Give all the lines below again, exactly, with no pictures.

**DATA PROVIDED**
>> BEGIN

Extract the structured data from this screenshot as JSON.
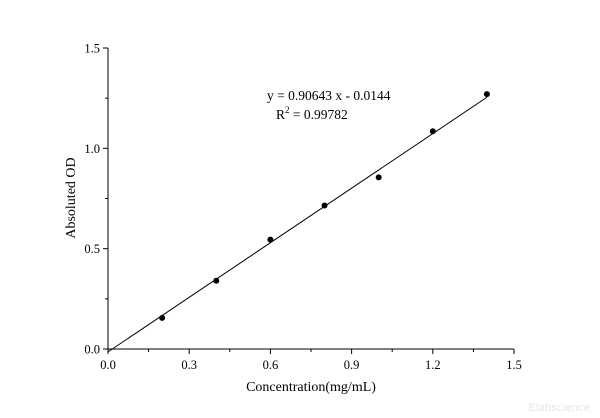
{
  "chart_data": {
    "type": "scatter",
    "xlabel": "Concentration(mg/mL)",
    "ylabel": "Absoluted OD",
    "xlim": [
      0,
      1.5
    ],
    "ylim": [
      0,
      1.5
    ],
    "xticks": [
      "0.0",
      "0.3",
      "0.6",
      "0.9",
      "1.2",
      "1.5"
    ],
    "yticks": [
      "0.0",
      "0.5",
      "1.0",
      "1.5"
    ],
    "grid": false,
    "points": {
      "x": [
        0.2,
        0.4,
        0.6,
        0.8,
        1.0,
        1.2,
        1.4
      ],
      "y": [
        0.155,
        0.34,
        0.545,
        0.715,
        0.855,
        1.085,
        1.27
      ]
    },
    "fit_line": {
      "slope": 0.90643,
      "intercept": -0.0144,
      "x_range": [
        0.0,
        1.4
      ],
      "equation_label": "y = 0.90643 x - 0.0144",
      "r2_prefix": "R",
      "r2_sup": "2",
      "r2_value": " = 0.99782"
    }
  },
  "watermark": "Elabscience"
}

>> END

**RESPONSE**
Extract the structured data from this screenshot as JSON.
{
  "chart_data": {
    "type": "scatter",
    "xlabel": "Concentration(mg/mL)",
    "ylabel": "Absoluted OD",
    "xlim": [
      0,
      1.5
    ],
    "ylim": [
      0,
      1.5
    ],
    "xticks": [
      "0.0",
      "0.3",
      "0.6",
      "0.9",
      "1.2",
      "1.5"
    ],
    "yticks": [
      "0.0",
      "0.5",
      "1.0",
      "1.5"
    ],
    "grid": false,
    "points": {
      "x": [
        0.2,
        0.4,
        0.6,
        0.8,
        1.0,
        1.2,
        1.4
      ],
      "y": [
        0.155,
        0.34,
        0.545,
        0.715,
        0.855,
        1.085,
        1.27
      ]
    },
    "fit_line": {
      "slope": 0.90643,
      "intercept": -0.0144,
      "x_range": [
        0.0,
        1.4
      ],
      "equation_label": "y = 0.90643 x - 0.0144",
      "r2_prefix": "R",
      "r2_sup": "2",
      "r2_value": " = 0.99782"
    }
  },
  "watermark": "Elabscience"
}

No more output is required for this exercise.